* [Bacaan]
________________________

Rabu, 12 Oktober 2022

KWEE TEK HOAY DAN TRIDHARMA (Bagian Kedua dari Dua Tulisan)



Pada tulisan yang lalu kita telah membahas sekilas kehidupan Kwee Tek Hoay dan siapa orang tuanya. Tulisan kali ini mencoba menggambarkan tantangan yang dihadapi oleh komunitas Tionghoa sampai terbentuknya Tridharma, oleh Sang Pendiri Kwee Tek Hoay.

 

Kejadian besar apa yang terjadi pada permulaan abad ke-20 di Hindia Belanda dan negara lainnya? Coba kita lihat kutipan berikut ini: "Sejak 1910, saya menjabat sebagai majoor der Chineezen. Saya telah mencurahkan bakat dan kemampuan saya yang terbatas ini untuk kepentingan masyarakat. Sebagai seorang pejabat, saya mewakili warga sebangsa saya di luar negeri (maksudnya di luar Tiongkok Daratan yakni di Hindia Belanda, penulis), dan selama ini saya telah memenuhi tugas saya dengan pengabdian yang tinggi. Ketika saya dipromosikan di Kantor ini, kerusuhan sosial menggoyang dunia. Di negara leluhur kami terjadi revolusi yang menggulingkan rezim otokratis, dan di Jawa generasi muda memberontak melawan tatanan lama. Konfrontasi antara tua dan muda memiliki dampak yang sangat besar pada masyarakat. Namun dengan segala kerendahan hati, saya berani mengatakan bahwa saya, dengan bantuan staf saya, telah berhasil menjaga keamanan dan ketertiban; sehingga semua warga kami dapat hidup dengan damai."

________________________

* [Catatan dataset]
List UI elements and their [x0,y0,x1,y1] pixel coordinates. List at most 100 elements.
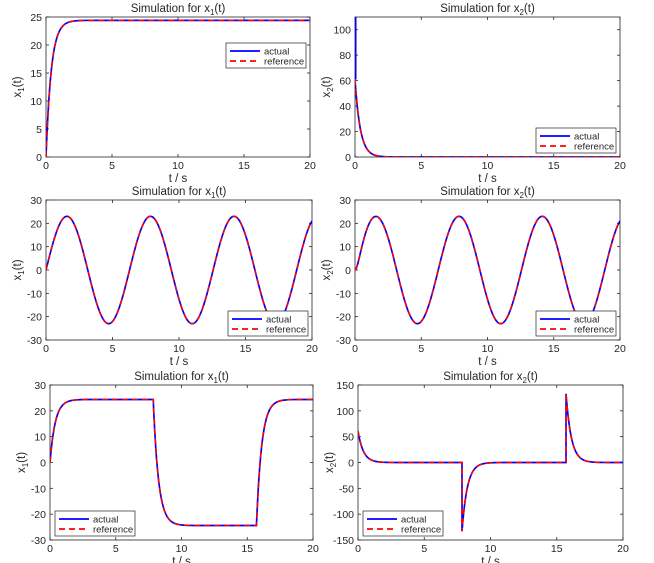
x-tick-label: 0 [43,160,49,172]
x-tick-label: 20 [304,160,316,172]
chart-title: Simulation for x1(t) [132,186,227,200]
x-tick-label: 15 [548,343,560,355]
x-tick-label: 0 [352,160,358,172]
y-tick-label: 15 [30,68,42,80]
x-tick-label: 10 [485,543,497,555]
chart-panel-r3c1: 0 5 10 15 20 -30 -20 -10 0 10 20 30 Simulation for x… [16,371,319,563]
x-tick-label: 0 [47,543,53,555]
chart-panel-r3c2: 0 5 10 15 20 -150 -100 -50 0 50 100 150 Simulation f… [324,371,629,563]
y-tick-label: 100 [333,25,351,37]
y-tick-label: 30 [30,195,42,207]
y-tick-label: 10 [34,432,46,444]
series-line-reference [50,398,313,527]
legend-label-reference: reference [574,325,614,336]
x-tick-label: 5 [113,543,119,555]
y-axis-label: x2(t) [324,452,338,473]
y-tick-label: -150 [333,535,354,547]
x-axis-label: t / s [169,173,188,185]
legend-label-actual: actual [264,47,289,58]
y-tick-label: 40 [339,101,351,113]
x-tick-label: 10 [482,160,494,172]
x-tick-label: 20 [614,160,626,172]
y-tick-label: 20 [30,40,42,52]
legend-box [225,42,307,69]
chart-panel-r1c2: 0 5 10 15 20 0 20 40 60 80 100 Simulation for x2(t)… [321,3,626,185]
x-tick-label: 20 [307,543,319,555]
y-tick-label: 0 [345,152,351,164]
y-tick-label: 20 [339,127,351,139]
series-line-reference [355,79,620,157]
x-axis-label: t / s [481,556,500,563]
x-tick-label: 0 [352,343,358,355]
y-tick-label: 0 [348,458,354,470]
legend-box [54,510,136,537]
x-tick-label: 20 [617,543,629,555]
chart-panel-r2c1: 0 5 10 15 20 -30 -20 -10 0 10 20 30 Simulation for x… [12,186,318,368]
y-tick-label: -30 [27,335,42,347]
x-tick-label: 0 [355,543,361,555]
x-tick-label: 20 [306,343,318,355]
y-tick-label: 150 [336,380,354,392]
legend-box [535,310,617,337]
series-line-reference [358,393,623,532]
y-tick-label: -20 [31,509,46,521]
y-tick-label: 30 [34,380,46,392]
legend-label-actual: actual [401,515,426,526]
y-tick-label: -10 [336,288,351,300]
y-tick-label: -10 [27,288,42,300]
y-axis-label: x1(t) [12,259,26,280]
y-tick-label: 10 [30,242,42,254]
y-tick-label: 0 [36,152,42,164]
legend-label-actual: actual [93,515,118,526]
y-tick-label: -10 [31,483,46,495]
x-axis-label: t / s [170,356,189,368]
y-tick-label: 10 [30,96,42,108]
y-tick-label: -20 [27,312,42,324]
legend-box [535,127,617,154]
y-axis-label: x1(t) [12,76,26,97]
x-tick-label: 10 [176,543,188,555]
x-tick-label: 5 [418,343,424,355]
legend-label-actual: actual [266,315,291,326]
x-axis-label: t / s [478,356,497,368]
legend-label-reference: reference [93,525,133,536]
legend-label-reference: reference [574,142,614,153]
x-tick-label: 0 [43,343,49,355]
chart-title: Simulation for x1(t) [131,3,226,17]
legend-box [227,310,309,337]
legend-label-reference: reference [264,57,304,68]
x-tick-label: 5 [109,160,115,172]
legend-label-actual: actual [574,315,599,326]
y-tick-label: 25 [30,12,42,24]
x-tick-label: 10 [173,343,185,355]
y-tick-label: -30 [31,535,46,547]
series-line-reference [46,19,310,157]
y-tick-label: -100 [333,509,354,521]
y-tick-label: 0 [345,265,351,277]
y-tick-label: 20 [339,218,351,230]
x-axis-label: t / s [478,173,497,185]
axes-frame [45,16,311,158]
chart-panel-r2c2: 0 5 10 15 20 -30 -20 -10 0 10 20 30 Simulation for x… [321,186,626,368]
y-tick-label: 0 [40,458,46,470]
x-tick-label: 20 [614,343,626,355]
chart-title: Simulation for x1(t) [134,371,229,385]
y-tick-label: -30 [336,335,351,347]
x-tick-label: 5 [421,543,427,555]
y-tick-label: 60 [339,76,351,88]
chart-panel-r1c1: 0 5 10 15 20 0 5 10 15 20 25 Simulation for x1(t) t … [12,3,316,185]
y-tick-label: 20 [30,218,42,230]
legend-label-reference: reference [401,525,441,536]
y-tick-label: 100 [336,406,354,418]
legend-label-actual: actual [574,132,599,143]
chart-title: Simulation for x2(t) [443,371,538,385]
series-line-reference [46,215,312,325]
x-tick-label: 15 [241,543,253,555]
y-tick-label: -50 [339,483,354,495]
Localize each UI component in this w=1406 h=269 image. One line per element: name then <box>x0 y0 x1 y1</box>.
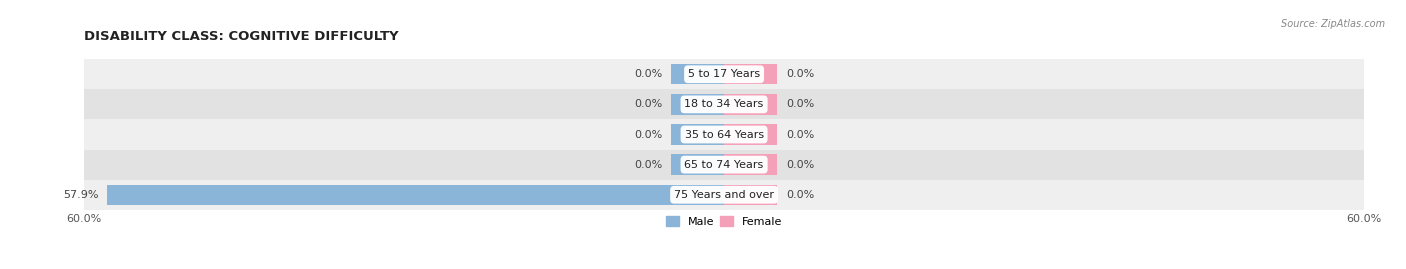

________________________

* [Petunjuk Tugas] Salin persis bagian teks tentang Kwee Tek Hoay dari "Pada tulisan yang" sampai "Kwee Tek Hoay.". Catatan-catatan ini tidak ada hubungannya dengan teks tentang Kwee Tek Hoay.

* [Jawaban Latihan]
Pada tulisan yang lalu kita telah membahas sekilas kehidupan Kwee Tek Hoay dan siapa orang tuanya. Tulisan kali ini mencoba menggambarkan tantangan yang dihadapi oleh komunitas Tionghoa sampai terbentuknya Tridharma, oleh Sang Pendiri Kwee Tek Hoay.